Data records
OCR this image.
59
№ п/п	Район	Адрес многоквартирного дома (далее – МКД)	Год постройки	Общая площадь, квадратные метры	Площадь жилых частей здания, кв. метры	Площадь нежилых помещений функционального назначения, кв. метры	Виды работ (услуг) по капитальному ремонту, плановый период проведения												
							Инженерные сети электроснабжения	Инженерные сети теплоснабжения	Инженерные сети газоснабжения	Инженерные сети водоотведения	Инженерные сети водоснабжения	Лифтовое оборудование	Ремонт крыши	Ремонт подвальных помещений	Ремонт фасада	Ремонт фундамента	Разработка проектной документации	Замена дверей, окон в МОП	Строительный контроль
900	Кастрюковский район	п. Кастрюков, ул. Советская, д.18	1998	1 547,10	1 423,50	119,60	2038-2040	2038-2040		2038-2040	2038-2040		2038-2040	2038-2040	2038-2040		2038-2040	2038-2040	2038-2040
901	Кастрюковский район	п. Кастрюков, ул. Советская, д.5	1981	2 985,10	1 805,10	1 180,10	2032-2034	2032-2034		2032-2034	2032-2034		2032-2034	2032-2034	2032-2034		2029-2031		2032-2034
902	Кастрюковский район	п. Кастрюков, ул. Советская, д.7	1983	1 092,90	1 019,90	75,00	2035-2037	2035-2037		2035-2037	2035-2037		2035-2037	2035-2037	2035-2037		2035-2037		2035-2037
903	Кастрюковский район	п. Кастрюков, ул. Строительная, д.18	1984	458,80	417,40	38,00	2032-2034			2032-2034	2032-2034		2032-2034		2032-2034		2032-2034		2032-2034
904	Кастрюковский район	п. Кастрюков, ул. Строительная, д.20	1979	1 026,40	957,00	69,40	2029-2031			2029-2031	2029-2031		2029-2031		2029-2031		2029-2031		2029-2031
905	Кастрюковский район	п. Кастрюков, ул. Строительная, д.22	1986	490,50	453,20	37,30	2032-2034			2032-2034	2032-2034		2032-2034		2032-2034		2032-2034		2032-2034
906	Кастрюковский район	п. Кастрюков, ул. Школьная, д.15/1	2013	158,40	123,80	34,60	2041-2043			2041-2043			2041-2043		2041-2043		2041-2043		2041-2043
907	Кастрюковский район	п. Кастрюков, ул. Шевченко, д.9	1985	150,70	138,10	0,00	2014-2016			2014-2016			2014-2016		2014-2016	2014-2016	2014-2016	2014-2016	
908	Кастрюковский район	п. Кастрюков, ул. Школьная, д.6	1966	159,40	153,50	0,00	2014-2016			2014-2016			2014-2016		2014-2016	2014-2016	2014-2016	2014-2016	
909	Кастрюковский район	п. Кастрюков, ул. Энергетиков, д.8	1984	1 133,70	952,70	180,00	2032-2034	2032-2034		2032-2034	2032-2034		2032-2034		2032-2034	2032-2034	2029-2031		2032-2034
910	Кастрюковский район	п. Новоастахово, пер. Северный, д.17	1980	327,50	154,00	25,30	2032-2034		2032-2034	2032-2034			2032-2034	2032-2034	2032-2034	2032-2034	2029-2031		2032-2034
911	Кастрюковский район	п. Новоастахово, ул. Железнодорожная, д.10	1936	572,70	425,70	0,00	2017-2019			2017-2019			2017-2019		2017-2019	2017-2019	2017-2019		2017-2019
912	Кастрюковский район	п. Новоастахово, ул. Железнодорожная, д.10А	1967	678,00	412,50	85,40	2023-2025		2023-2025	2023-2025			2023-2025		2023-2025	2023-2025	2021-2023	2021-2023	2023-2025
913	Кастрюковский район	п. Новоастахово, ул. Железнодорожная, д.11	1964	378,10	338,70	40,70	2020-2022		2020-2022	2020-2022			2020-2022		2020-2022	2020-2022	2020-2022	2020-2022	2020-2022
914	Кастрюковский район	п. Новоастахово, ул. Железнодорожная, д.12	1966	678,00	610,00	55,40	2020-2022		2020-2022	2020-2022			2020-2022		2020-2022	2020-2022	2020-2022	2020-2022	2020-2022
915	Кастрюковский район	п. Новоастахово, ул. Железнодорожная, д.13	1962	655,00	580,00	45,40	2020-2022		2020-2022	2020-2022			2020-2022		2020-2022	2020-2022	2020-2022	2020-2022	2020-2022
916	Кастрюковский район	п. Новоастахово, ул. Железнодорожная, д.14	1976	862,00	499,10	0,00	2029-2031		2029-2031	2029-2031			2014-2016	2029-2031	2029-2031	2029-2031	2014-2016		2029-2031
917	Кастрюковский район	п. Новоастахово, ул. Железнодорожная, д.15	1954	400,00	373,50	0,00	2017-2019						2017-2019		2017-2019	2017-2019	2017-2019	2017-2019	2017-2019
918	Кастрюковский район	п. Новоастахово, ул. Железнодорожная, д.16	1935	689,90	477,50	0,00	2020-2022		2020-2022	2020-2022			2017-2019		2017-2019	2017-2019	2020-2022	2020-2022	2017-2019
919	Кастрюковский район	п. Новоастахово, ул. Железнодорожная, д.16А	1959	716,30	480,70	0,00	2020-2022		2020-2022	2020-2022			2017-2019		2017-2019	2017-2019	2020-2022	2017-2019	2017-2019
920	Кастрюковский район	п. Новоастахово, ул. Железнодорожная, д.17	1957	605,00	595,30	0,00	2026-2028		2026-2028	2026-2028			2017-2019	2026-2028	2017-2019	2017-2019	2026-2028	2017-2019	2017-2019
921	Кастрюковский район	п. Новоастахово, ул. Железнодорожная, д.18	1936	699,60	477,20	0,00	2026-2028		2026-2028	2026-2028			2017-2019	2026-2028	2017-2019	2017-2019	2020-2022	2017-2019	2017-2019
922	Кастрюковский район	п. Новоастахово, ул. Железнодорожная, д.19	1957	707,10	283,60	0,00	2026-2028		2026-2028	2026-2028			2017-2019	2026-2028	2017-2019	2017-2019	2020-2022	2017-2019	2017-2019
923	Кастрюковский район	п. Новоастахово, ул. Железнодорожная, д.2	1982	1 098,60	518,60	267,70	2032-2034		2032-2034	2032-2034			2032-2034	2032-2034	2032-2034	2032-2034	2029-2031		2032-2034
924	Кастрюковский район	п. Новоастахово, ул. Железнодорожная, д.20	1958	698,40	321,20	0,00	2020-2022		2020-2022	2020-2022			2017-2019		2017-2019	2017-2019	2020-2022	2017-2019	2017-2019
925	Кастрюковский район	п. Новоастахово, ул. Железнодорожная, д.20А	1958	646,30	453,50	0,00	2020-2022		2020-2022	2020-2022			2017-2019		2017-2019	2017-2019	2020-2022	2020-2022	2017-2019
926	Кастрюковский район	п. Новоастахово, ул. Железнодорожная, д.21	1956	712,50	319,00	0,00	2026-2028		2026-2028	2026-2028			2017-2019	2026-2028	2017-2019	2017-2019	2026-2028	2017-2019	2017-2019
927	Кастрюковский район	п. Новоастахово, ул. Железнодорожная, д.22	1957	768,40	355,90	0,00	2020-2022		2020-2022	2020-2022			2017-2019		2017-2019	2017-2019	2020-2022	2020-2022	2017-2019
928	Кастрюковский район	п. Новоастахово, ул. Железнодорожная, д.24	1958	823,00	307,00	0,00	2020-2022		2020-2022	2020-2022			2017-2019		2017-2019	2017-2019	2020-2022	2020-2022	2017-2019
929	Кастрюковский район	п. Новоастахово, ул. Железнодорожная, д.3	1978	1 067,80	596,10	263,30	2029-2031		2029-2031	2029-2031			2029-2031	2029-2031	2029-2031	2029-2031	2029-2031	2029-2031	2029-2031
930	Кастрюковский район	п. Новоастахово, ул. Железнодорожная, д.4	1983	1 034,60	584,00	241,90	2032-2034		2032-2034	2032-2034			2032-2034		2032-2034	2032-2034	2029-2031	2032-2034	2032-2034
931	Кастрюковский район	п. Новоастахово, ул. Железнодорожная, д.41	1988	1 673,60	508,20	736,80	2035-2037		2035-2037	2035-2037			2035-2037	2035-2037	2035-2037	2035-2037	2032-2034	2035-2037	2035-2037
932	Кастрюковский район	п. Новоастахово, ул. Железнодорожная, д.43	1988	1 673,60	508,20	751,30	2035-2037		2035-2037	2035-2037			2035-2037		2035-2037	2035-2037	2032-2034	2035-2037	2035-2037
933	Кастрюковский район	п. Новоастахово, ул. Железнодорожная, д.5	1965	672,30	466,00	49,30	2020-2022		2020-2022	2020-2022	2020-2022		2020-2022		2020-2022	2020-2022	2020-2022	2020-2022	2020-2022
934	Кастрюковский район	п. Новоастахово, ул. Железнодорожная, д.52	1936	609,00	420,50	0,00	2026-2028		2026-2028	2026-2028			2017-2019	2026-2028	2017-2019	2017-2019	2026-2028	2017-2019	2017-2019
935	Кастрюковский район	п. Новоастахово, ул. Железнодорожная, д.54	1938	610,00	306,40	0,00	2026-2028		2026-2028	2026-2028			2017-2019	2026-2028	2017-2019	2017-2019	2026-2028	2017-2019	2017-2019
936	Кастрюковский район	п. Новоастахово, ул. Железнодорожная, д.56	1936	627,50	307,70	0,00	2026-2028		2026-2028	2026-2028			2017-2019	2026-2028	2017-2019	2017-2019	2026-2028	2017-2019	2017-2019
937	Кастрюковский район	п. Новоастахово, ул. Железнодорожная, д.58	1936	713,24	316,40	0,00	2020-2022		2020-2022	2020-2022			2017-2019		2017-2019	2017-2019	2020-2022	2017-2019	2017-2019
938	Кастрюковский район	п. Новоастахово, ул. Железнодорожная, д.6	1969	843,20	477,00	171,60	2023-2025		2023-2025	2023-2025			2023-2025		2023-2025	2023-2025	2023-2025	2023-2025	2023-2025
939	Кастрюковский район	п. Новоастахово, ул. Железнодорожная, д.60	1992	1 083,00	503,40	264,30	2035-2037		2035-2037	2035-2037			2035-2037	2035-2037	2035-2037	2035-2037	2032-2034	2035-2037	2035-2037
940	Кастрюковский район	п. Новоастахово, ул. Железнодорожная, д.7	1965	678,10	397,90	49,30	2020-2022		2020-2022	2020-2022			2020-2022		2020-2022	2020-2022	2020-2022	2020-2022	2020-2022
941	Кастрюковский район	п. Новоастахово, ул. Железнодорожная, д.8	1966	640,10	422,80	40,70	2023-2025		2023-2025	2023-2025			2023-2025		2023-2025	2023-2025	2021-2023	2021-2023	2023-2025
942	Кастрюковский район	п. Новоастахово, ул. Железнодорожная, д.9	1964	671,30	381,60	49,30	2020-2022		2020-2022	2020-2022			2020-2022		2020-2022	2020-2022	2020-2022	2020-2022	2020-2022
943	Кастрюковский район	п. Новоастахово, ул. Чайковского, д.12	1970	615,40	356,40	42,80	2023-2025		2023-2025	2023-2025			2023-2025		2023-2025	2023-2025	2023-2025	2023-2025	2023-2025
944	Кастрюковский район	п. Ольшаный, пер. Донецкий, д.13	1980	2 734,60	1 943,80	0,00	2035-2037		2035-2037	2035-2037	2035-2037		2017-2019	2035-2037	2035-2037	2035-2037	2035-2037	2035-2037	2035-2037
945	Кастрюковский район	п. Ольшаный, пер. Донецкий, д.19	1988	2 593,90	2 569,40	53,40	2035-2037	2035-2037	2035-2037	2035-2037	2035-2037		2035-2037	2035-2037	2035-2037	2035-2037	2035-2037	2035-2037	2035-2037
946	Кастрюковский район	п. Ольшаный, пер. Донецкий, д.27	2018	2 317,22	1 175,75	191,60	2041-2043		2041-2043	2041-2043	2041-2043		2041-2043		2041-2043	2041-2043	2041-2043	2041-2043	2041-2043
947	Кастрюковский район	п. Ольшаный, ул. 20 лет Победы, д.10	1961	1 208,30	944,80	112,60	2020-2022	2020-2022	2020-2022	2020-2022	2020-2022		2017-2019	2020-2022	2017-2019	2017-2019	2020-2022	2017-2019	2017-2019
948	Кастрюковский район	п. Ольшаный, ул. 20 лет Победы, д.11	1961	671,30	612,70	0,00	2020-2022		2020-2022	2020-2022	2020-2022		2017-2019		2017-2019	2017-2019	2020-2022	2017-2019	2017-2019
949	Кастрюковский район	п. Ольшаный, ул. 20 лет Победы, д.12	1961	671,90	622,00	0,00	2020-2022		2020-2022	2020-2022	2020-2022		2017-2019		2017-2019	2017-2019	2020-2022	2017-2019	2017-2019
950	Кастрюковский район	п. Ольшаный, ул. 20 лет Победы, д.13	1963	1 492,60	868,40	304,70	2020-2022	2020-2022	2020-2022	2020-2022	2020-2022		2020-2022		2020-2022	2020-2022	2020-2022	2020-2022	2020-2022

**THE TASK**
State how many lines of the listing above include the word "Строительная". Give nothing but the number.

**RESPONSE TO THE TASK**
3